Recorded data:
[start]

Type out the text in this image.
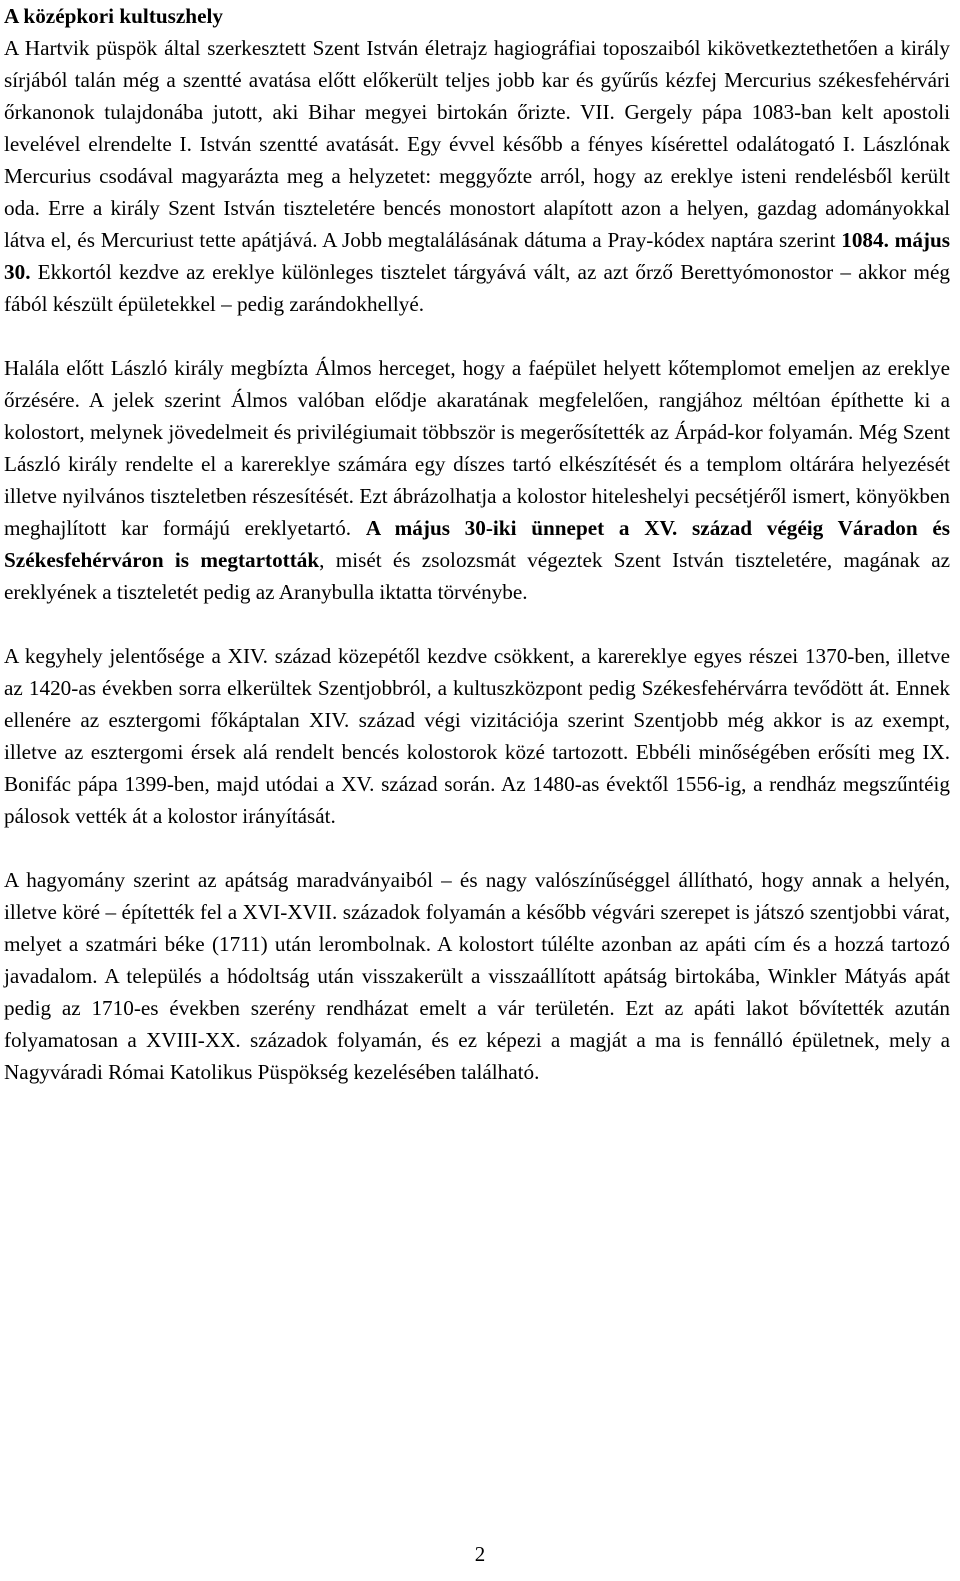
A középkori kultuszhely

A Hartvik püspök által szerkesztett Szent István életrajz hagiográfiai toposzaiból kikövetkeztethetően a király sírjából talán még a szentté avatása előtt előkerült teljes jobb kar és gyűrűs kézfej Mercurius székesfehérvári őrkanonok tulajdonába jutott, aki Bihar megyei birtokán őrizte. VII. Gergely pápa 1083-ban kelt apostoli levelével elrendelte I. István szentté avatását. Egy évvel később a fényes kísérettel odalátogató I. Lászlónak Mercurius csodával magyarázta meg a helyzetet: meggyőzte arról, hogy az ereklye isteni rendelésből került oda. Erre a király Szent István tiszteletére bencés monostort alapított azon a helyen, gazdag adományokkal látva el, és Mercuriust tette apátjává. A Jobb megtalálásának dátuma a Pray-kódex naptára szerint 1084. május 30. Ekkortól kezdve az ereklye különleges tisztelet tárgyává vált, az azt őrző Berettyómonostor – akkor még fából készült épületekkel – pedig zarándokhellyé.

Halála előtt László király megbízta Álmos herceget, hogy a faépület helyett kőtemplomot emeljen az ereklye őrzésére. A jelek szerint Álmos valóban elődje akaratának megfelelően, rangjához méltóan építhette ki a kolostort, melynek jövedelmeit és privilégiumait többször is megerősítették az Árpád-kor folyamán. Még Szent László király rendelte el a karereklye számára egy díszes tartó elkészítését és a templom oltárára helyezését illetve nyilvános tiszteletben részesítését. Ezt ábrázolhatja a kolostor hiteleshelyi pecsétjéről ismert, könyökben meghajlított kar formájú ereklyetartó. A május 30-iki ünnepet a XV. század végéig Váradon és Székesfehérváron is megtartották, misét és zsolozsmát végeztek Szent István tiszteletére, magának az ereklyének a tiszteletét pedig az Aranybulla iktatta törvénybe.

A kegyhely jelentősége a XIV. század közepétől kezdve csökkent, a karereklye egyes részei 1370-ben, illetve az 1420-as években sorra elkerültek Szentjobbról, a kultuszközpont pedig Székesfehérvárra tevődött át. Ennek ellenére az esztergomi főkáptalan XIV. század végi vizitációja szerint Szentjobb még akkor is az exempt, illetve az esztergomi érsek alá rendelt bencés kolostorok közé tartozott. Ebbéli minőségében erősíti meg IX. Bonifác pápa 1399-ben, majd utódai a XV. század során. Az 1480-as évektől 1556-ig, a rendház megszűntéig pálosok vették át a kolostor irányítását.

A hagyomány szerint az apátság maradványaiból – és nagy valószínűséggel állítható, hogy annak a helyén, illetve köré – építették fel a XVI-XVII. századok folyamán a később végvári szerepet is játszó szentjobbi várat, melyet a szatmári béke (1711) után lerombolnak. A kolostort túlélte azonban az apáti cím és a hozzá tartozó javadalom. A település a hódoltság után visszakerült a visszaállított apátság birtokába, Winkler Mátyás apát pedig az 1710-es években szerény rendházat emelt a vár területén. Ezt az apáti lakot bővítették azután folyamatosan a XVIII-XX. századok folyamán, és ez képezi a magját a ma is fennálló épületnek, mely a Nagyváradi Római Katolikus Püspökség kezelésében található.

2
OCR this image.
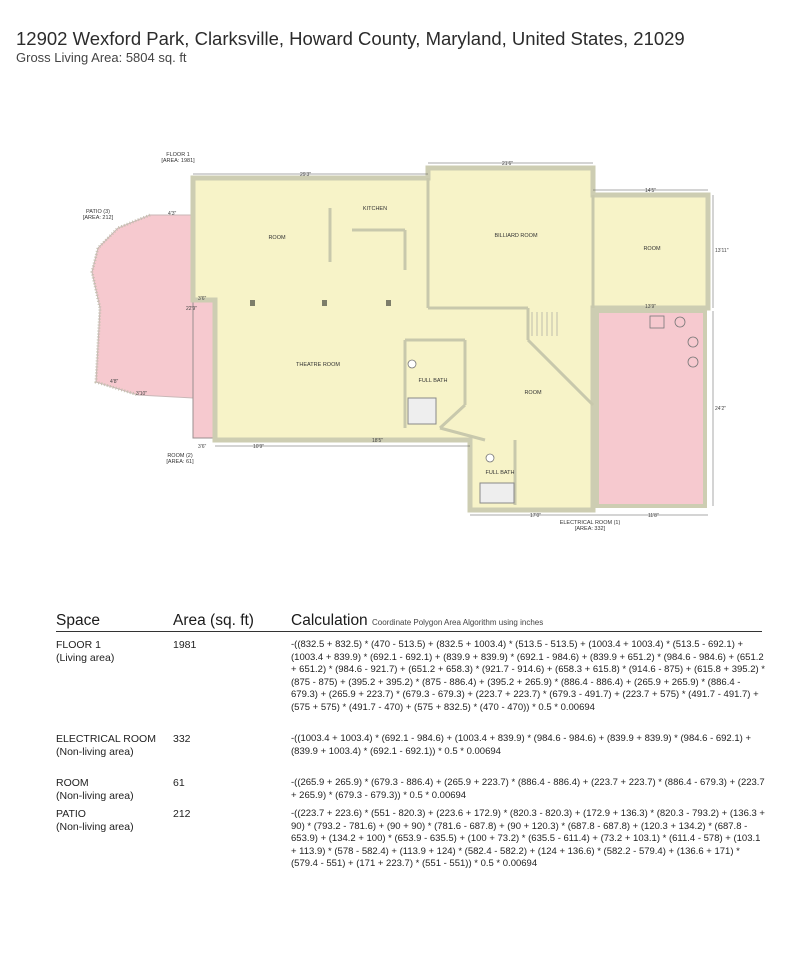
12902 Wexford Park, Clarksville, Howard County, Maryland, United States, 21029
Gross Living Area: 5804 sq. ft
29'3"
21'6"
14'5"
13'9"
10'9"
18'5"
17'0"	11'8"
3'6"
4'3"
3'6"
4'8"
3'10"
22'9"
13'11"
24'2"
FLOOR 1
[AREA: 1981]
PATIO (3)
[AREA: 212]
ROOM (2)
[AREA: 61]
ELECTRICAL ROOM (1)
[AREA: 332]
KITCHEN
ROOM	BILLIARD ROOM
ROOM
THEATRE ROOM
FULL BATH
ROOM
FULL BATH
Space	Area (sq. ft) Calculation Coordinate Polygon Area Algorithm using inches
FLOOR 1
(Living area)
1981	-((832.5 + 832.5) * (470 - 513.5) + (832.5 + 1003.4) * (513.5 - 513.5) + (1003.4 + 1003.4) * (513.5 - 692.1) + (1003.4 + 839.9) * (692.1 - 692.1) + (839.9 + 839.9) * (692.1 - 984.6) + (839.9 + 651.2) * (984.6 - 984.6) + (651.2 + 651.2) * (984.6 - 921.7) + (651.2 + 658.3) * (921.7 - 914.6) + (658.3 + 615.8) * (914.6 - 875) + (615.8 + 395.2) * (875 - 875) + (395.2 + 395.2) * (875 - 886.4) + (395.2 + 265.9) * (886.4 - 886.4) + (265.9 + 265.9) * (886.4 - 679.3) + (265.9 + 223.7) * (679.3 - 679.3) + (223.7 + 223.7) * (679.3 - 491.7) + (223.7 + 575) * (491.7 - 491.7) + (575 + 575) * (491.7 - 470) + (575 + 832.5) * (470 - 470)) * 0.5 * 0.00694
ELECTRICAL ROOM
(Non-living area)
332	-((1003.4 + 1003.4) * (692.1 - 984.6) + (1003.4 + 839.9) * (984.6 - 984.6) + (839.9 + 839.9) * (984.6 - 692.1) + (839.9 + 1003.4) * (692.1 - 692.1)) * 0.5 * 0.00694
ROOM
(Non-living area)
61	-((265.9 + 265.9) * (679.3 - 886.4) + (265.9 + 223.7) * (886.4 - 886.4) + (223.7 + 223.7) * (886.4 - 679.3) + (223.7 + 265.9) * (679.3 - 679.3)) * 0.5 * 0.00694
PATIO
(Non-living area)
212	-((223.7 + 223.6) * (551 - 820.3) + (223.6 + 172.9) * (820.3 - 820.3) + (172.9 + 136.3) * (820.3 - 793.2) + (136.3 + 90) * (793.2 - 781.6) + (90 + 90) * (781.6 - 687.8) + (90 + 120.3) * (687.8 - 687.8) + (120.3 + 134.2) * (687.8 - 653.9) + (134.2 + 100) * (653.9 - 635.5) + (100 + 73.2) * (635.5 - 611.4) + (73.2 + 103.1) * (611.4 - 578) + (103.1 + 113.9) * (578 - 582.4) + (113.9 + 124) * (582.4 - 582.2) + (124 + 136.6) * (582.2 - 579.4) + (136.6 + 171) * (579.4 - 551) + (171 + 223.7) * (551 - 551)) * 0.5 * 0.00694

[end]

Select every line of the material above holding the word "this" and copy it.

FULL ANSWER:
Type out the text in this image.
OCR this image.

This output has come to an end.